How many lines of the data hold the word "value"? State the number and nothing else.

(The input):
★ ★ ★ ★ ★ ★ ★

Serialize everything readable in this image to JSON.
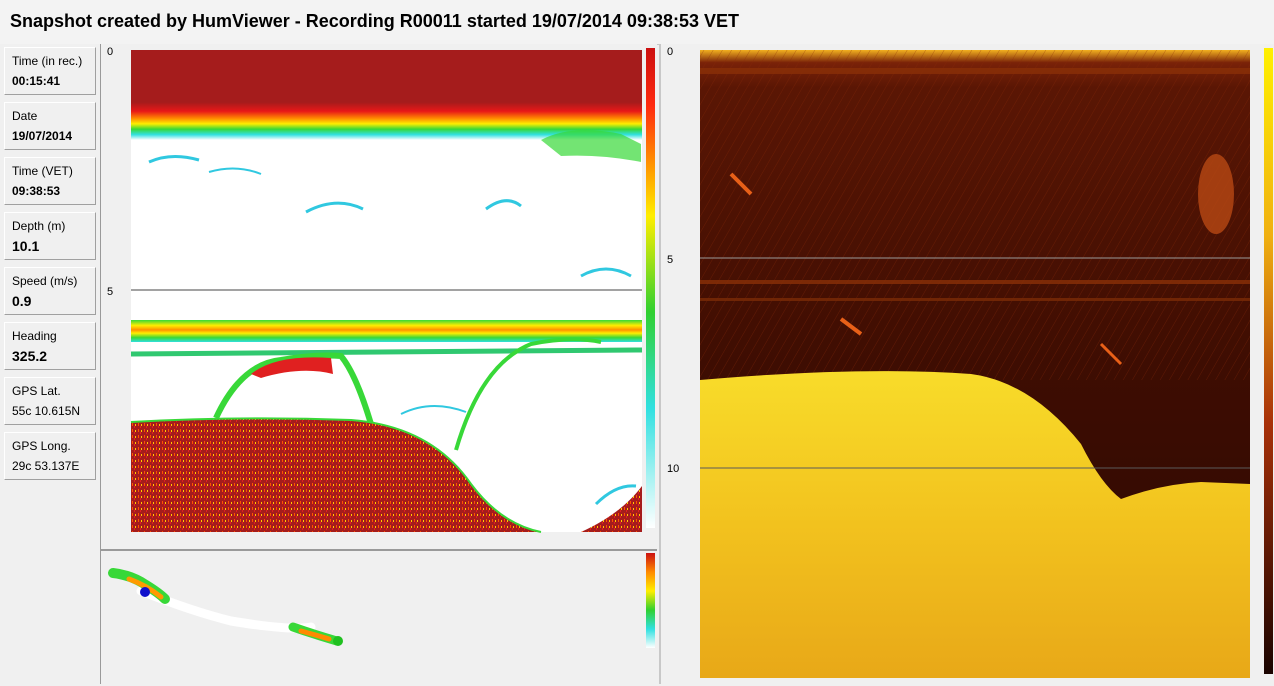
{
  "header": {
    "title": "Snapshot created by HumViewer - Recording R00011 started 19/07/2014 09:38:53 VET"
  },
  "info": [
    {
      "label": "Time (in rec.)",
      "value": "00:15:41"
    },
    {
      "label": "Date",
      "value": "19/07/2014"
    },
    {
      "label": "Time (VET)",
      "value": "09:38:53"
    },
    {
      "label": "Depth (m)",
      "value": "10.1"
    },
    {
      "label": "Speed (m/s)",
      "value": "0.9"
    },
    {
      "label": "Heading",
      "value": "325.2"
    },
    {
      "label": "GPS Lat.",
      "value": "55c 10.615N"
    },
    {
      "label": "GPS Long.",
      "value": "29c 53.137E"
    }
  ],
  "sonar": {
    "depth_ticks": [
      "0",
      "5"
    ]
  },
  "sidescan": {
    "depth_ticks": [
      "0",
      "5",
      "10"
    ]
  },
  "colors": {
    "bottom_red": "#a51c1c",
    "sidescan_dark": "#3e0d02",
    "sidescan_bright": "#f5cc20",
    "track_position": "#1010cc"
  }
}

★ ★ ★ ★ ★ ★ ★

(Response): 8